[Extracted data entries]
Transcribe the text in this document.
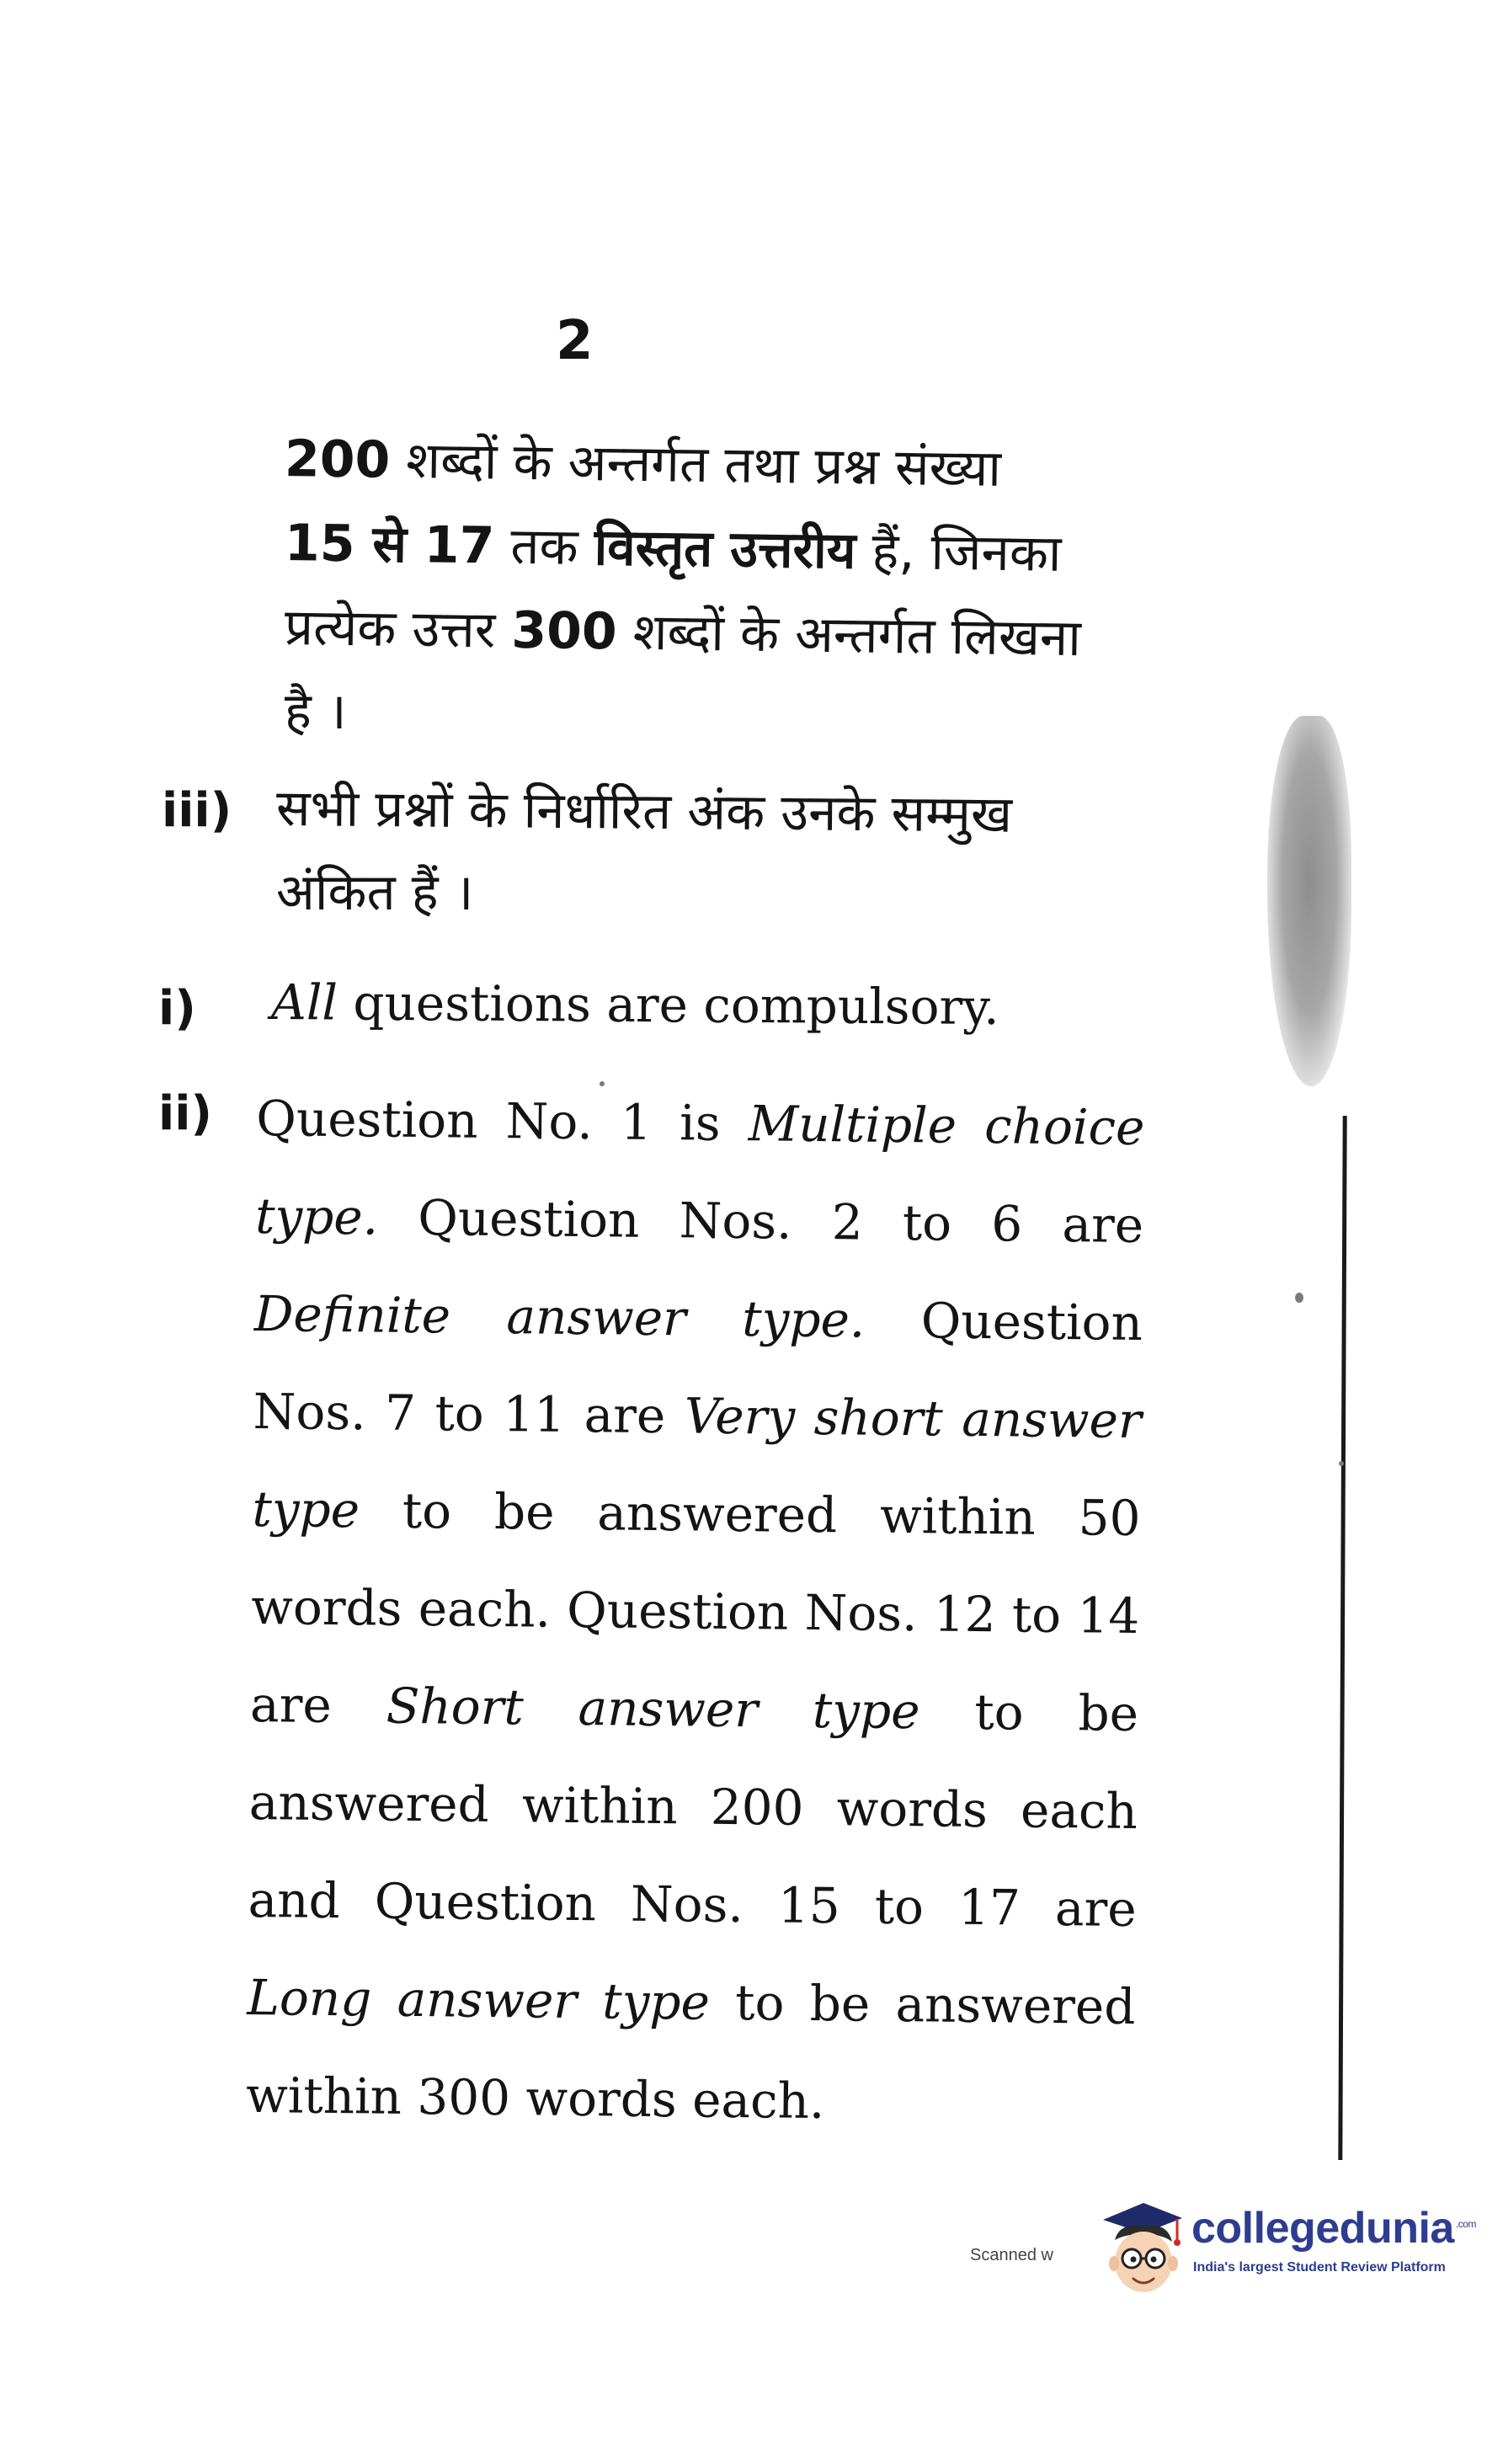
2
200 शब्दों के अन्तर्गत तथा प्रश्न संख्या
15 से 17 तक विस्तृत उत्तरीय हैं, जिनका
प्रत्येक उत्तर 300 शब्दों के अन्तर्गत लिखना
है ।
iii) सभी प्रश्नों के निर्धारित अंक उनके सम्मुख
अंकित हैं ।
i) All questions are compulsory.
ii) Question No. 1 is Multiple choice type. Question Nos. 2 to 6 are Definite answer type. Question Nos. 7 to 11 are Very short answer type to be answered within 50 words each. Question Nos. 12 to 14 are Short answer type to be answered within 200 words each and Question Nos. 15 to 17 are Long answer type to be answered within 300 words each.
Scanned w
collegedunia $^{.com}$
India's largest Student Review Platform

▶ [Your objective] Pictures are excluded; copy every other part of the records exactly.

▶ [Complete answer]
Transcribe the text in this document.
2
200 शब्दों के अन्तर्गत तथा प्रश्न संख्या
15 से 17 तक विस्तृत उत्तरीय हैं, जिनका
प्रत्येक उत्तर 300 शब्दों के अन्तर्गत लिखना
है ।
iii) सभी प्रश्नों के निर्धारित अंक उनके सम्मुख
अंकित हैं ।
i) All questions are compulsory.
ii) Question No. 1 is Multiple choice type. Question Nos. 2 to 6 are Definite answer type. Question Nos. 7 to 11 are Very short answer type to be answered within 50 words each. Question Nos. 12 to 14 are Short answer type to be answered within 200 words each and Question Nos. 15 to 17 are Long answer type to be answered within 300 words each.
Scanned w
collegedunia $^{.com}$
India's largest Student Review Platform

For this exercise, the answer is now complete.